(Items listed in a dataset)

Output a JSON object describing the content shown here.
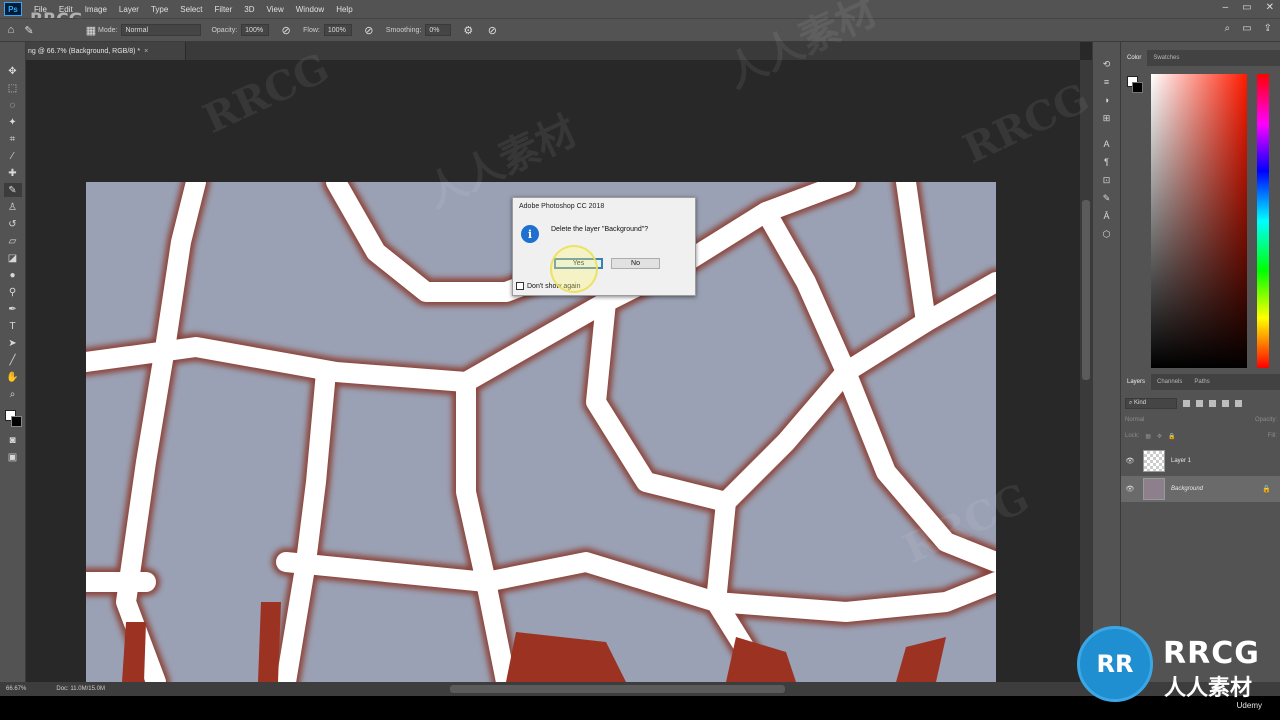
{
  "app": {
    "logo_text": "Ps",
    "menu": [
      "File",
      "Edit",
      "Image",
      "Layer",
      "Type",
      "Select",
      "Filter",
      "3D",
      "View",
      "Window",
      "Help"
    ],
    "window_controls": [
      "–",
      "▭",
      "✕"
    ]
  },
  "options_bar": {
    "mode_label": "Mode:",
    "mode_value": "Normal",
    "opacity_label": "Opacity:",
    "opacity_value": "100%",
    "flow_label": "Flow:",
    "flow_value": "100%",
    "smoothing_label": "Smoothing:",
    "smoothing_value": "0%"
  },
  "document": {
    "tab_title": "ng @ 66.7% (Background, RGB/8) *",
    "close_glyph": "×"
  },
  "dialog": {
    "title": "Adobe Photoshop CC 2018",
    "info_glyph": "i",
    "message": "Delete the layer \"Background\"?",
    "yes_label": "Yes",
    "no_label": "No",
    "dont_show_label": "Don't show again"
  },
  "color_panel": {
    "tabs": [
      "Color",
      "Swatches"
    ],
    "foreground_color": "#ffffff",
    "background_color": "#000000"
  },
  "layers_panel": {
    "tabs": [
      "Layers",
      "Channels",
      "Paths"
    ],
    "kind_label": "Kind",
    "blend_mode": "Normal",
    "opacity_text": "Opacity:",
    "lock_label": "Lock:",
    "fill_text": "Fill:",
    "layers": [
      {
        "name": "Layer 1",
        "visible": true,
        "thumb": "transparent"
      },
      {
        "name": "Background",
        "visible": true,
        "thumb": "stone",
        "locked": true,
        "selected": true
      }
    ]
  },
  "status_bar": {
    "zoom": "66.67%",
    "doc_info": "Doc: 11.0M/15.0M"
  },
  "watermark": {
    "corner": "RRCG",
    "logo_letters": "RR",
    "brand": "RRCG",
    "brand_cn": "人人素材",
    "faint": [
      "RRCG",
      "人人素材",
      "RRCG",
      "人人素材",
      "RRCG"
    ]
  },
  "footer": {
    "udemy": "Udemy"
  }
}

## Problem to solve
Set down the material above as is, without any pictures.

## Result of this task
Output a JSON object describing the content shown here.
{
  "app": {
    "logo_text": "Ps",
    "menu": [
      "File",
      "Edit",
      "Image",
      "Layer",
      "Type",
      "Select",
      "Filter",
      "3D",
      "View",
      "Window",
      "Help"
    ],
    "window_controls": [
      "–",
      "▭",
      "✕"
    ]
  },
  "options_bar": {
    "mode_label": "Mode:",
    "mode_value": "Normal",
    "opacity_label": "Opacity:",
    "opacity_value": "100%",
    "flow_label": "Flow:",
    "flow_value": "100%",
    "smoothing_label": "Smoothing:",
    "smoothing_value": "0%"
  },
  "document": {
    "tab_title": "ng @ 66.7% (Background, RGB/8) *",
    "close_glyph": "×"
  },
  "dialog": {
    "title": "Adobe Photoshop CC 2018",
    "info_glyph": "i",
    "message": "Delete the layer \"Background\"?",
    "yes_label": "Yes",
    "no_label": "No",
    "dont_show_label": "Don't show again"
  },
  "color_panel": {
    "tabs": [
      "Color",
      "Swatches"
    ],
    "foreground_color": "#ffffff",
    "background_color": "#000000"
  },
  "layers_panel": {
    "tabs": [
      "Layers",
      "Channels",
      "Paths"
    ],
    "kind_label": "Kind",
    "blend_mode": "Normal",
    "opacity_text": "Opacity:",
    "lock_label": "Lock:",
    "fill_text": "Fill:",
    "layers": [
      {
        "name": "Layer 1",
        "visible": true,
        "thumb": "transparent"
      },
      {
        "name": "Background",
        "visible": true,
        "thumb": "stone",
        "locked": true,
        "selected": true
      }
    ]
  },
  "status_bar": {
    "zoom": "66.67%",
    "doc_info": "Doc: 11.0M/15.0M"
  },
  "watermark": {
    "corner": "RRCG",
    "logo_letters": "RR",
    "brand": "RRCG",
    "brand_cn": "人人素材",
    "faint": [
      "RRCG",
      "人人素材",
      "RRCG",
      "人人素材",
      "RRCG"
    ]
  },
  "footer": {
    "udemy": "Udemy"
  }
}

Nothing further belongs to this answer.